- [Data for this exercise]
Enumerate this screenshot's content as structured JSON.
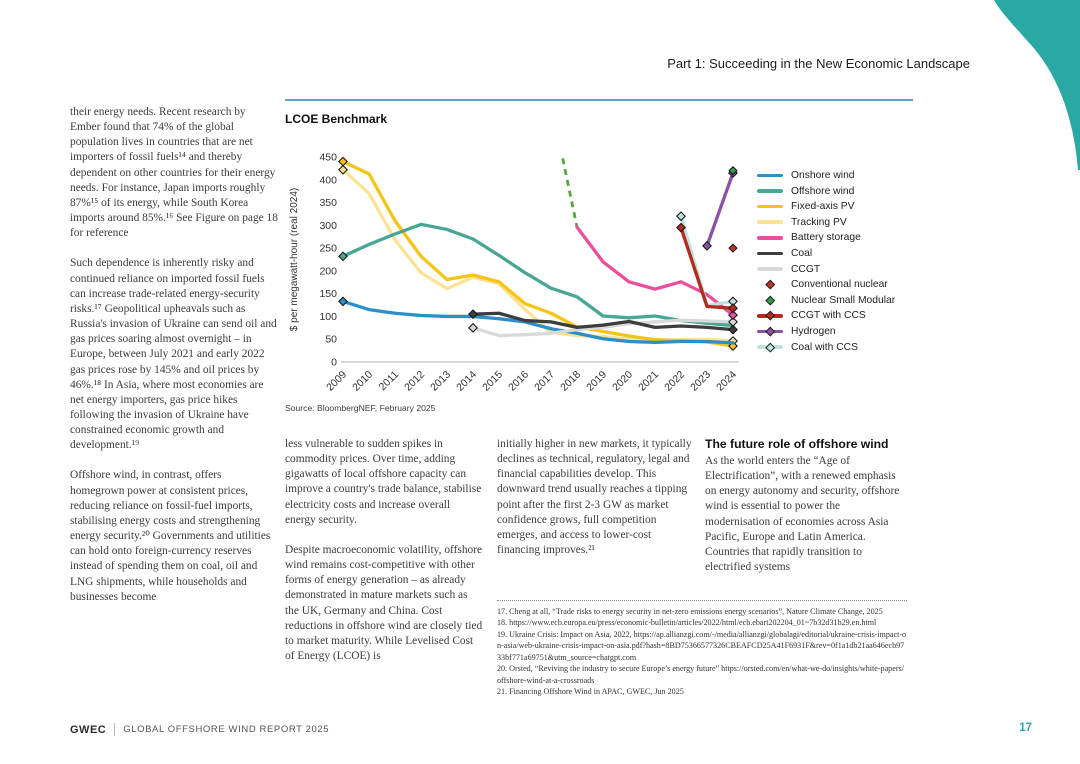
* * *
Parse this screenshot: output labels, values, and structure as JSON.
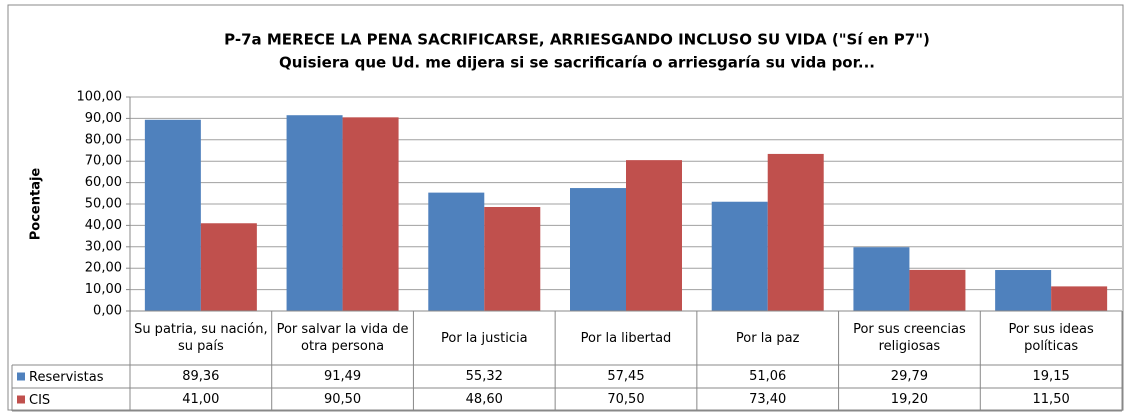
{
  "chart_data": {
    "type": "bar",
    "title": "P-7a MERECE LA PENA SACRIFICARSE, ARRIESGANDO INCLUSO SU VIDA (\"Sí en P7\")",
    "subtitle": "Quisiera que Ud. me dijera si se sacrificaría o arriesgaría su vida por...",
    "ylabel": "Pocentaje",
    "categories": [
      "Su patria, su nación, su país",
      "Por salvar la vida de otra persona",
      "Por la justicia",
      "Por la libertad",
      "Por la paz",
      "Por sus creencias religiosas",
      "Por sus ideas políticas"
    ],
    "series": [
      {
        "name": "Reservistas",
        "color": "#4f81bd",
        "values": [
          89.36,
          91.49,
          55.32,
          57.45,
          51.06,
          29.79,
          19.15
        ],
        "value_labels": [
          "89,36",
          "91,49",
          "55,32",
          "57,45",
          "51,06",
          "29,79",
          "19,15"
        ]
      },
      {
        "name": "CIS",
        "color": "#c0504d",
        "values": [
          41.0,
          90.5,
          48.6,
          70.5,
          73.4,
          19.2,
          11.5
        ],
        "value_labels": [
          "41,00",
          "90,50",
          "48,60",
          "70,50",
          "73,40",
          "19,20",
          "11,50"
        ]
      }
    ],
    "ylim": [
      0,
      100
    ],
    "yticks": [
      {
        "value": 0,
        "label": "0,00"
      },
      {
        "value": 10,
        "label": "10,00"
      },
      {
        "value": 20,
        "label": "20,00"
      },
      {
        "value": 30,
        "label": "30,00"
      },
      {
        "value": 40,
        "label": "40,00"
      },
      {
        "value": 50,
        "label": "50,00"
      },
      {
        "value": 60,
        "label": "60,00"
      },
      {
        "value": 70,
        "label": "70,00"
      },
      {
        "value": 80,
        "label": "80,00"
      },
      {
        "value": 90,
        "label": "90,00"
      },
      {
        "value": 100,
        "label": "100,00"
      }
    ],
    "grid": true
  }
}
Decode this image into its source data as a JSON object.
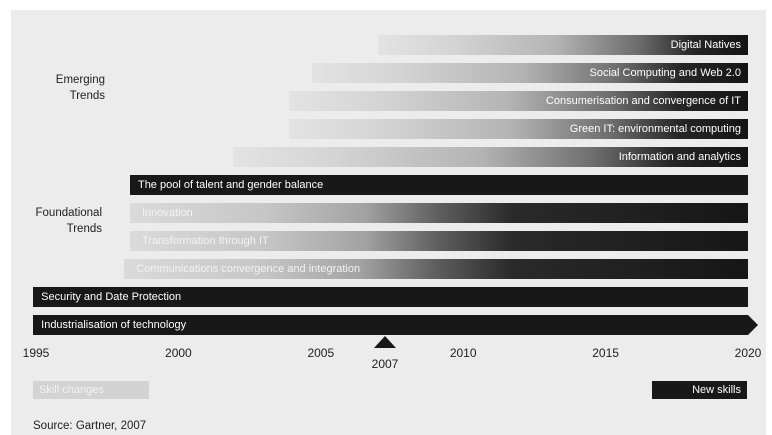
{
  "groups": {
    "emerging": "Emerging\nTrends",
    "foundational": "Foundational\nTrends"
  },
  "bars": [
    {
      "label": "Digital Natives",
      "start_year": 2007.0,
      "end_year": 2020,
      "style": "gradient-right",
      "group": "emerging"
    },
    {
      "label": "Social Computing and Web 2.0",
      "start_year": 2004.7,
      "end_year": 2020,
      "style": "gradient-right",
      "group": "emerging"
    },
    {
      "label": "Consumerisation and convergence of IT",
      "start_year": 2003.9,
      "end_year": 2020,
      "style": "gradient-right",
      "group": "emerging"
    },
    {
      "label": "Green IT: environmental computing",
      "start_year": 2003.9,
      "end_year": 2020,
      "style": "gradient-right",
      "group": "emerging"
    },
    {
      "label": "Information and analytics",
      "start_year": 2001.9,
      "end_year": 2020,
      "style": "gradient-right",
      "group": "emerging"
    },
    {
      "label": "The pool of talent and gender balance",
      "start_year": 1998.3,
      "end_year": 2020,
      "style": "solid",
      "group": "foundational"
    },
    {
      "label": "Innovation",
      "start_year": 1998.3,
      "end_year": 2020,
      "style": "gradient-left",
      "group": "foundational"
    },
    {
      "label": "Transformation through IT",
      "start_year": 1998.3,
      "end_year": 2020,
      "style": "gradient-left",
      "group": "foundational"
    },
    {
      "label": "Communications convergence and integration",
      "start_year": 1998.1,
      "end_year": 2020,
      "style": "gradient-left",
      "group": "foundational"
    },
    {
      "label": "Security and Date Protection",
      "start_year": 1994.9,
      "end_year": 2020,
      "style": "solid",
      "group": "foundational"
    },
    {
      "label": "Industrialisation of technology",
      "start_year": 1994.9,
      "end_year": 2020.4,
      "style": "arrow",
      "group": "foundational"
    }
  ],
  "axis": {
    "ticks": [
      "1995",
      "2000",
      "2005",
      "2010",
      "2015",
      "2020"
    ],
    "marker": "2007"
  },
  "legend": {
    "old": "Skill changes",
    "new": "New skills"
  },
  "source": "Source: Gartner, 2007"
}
==
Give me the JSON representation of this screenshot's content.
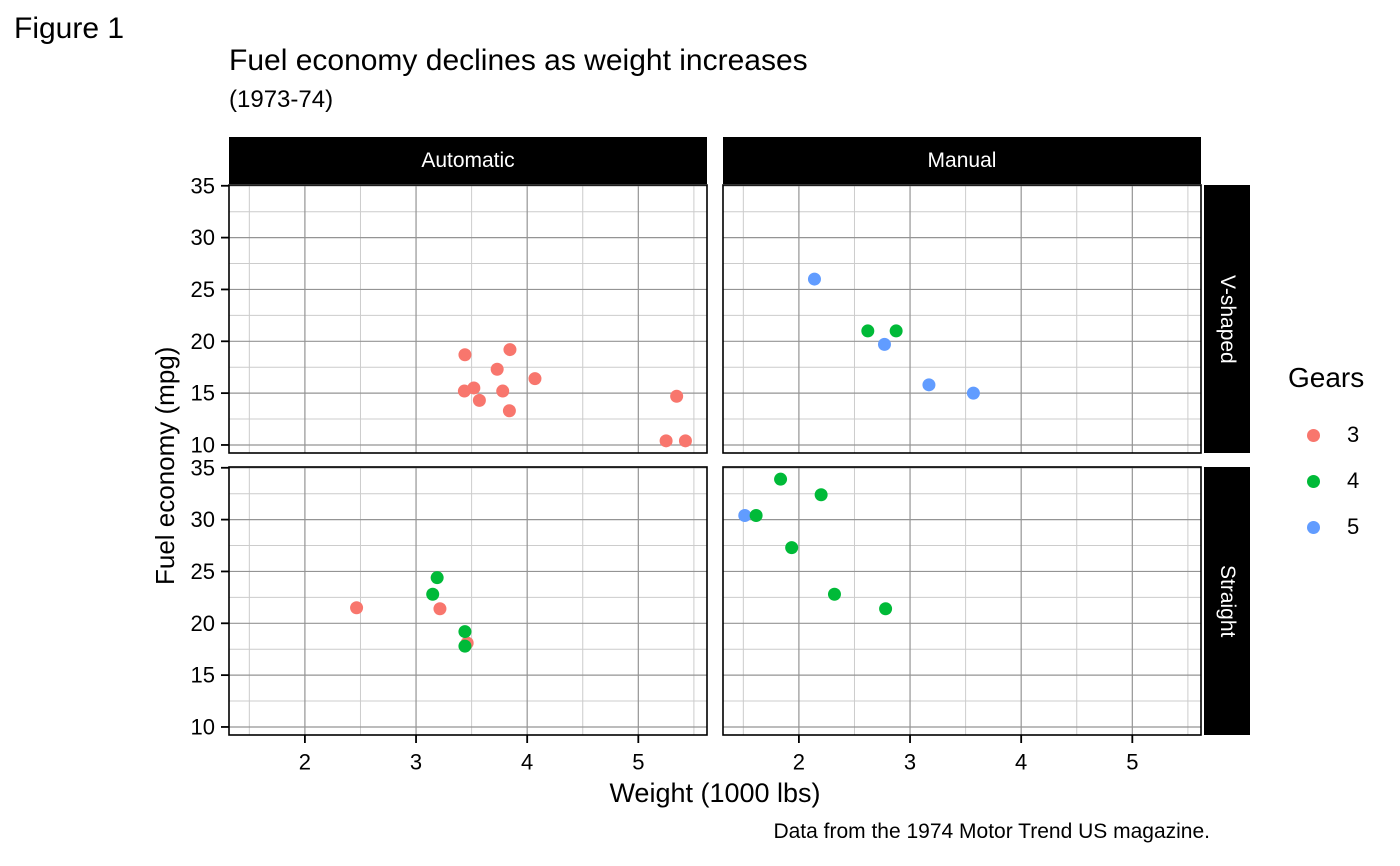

- [Given request] Pull out every line holding "content" from the records above, and copy it.

- [Output for this exercise]
Enumerate this screenshot's content as structured JSON.
Give me the JSON representation of this screenshot's content.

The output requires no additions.